Repeat the whole listing exactly.

+++++

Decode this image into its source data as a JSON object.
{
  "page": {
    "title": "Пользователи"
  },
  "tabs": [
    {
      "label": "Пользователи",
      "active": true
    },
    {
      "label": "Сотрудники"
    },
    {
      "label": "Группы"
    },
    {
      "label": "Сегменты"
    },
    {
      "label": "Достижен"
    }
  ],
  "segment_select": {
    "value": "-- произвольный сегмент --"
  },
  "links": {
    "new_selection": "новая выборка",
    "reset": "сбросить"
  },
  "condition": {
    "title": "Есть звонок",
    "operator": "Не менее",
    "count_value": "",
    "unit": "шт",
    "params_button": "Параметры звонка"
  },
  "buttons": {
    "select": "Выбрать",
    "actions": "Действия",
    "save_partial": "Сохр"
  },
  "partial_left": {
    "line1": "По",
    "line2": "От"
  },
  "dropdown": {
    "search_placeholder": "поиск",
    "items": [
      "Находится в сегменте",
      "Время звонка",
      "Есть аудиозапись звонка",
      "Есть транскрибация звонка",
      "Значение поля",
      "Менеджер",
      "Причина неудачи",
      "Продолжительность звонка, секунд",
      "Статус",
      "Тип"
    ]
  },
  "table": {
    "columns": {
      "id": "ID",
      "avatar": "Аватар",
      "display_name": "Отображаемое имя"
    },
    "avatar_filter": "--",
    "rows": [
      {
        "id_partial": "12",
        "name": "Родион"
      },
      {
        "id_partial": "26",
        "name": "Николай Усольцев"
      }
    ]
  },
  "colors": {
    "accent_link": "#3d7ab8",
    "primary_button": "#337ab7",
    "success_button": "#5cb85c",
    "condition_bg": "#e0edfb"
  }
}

+++++

THE OUTPUT:
Decode this image into its source data as a JSON object.
{
  "page": {
    "title": "Пользователи"
  },
  "tabs": [
    {
      "label": "Пользователи",
      "active": true
    },
    {
      "label": "Сотрудники"
    },
    {
      "label": "Группы"
    },
    {
      "label": "Сегменты"
    },
    {
      "label": "Достижен"
    }
  ],
  "segment_select": {
    "value": "-- произвольный сегмент --"
  },
  "links": {
    "new_selection": "новая выборка",
    "reset": "сбросить"
  },
  "condition": {
    "title": "Есть звонок",
    "operator": "Не менее",
    "count_value": "",
    "unit": "шт",
    "params_button": "Параметры звонка"
  },
  "buttons": {
    "select": "Выбрать",
    "actions": "Действия",
    "save_partial": "Сохр"
  },
  "partial_left": {
    "line1": "По",
    "line2": "От"
  },
  "dropdown": {
    "search_placeholder": "поиск",
    "items": [
      "Находится в сегменте",
      "Время звонка",
      "Есть аудиозапись звонка",
      "Есть транскрибация звонка",
      "Значение поля",
      "Менеджер",
      "Причина неудачи",
      "Продолжительность звонка, секунд",
      "Статус",
      "Тип"
    ]
  },
  "table": {
    "columns": {
      "id": "ID",
      "avatar": "Аватар",
      "display_name": "Отображаемое имя"
    },
    "avatar_filter": "--",
    "rows": [
      {
        "id_partial": "12",
        "name": "Родион"
      },
      {
        "id_partial": "26",
        "name": "Николай Усольцев"
      }
    ]
  },
  "colors": {
    "accent_link": "#3d7ab8",
    "primary_button": "#337ab7",
    "success_button": "#5cb85c",
    "condition_bg": "#e0edfb"
  }
}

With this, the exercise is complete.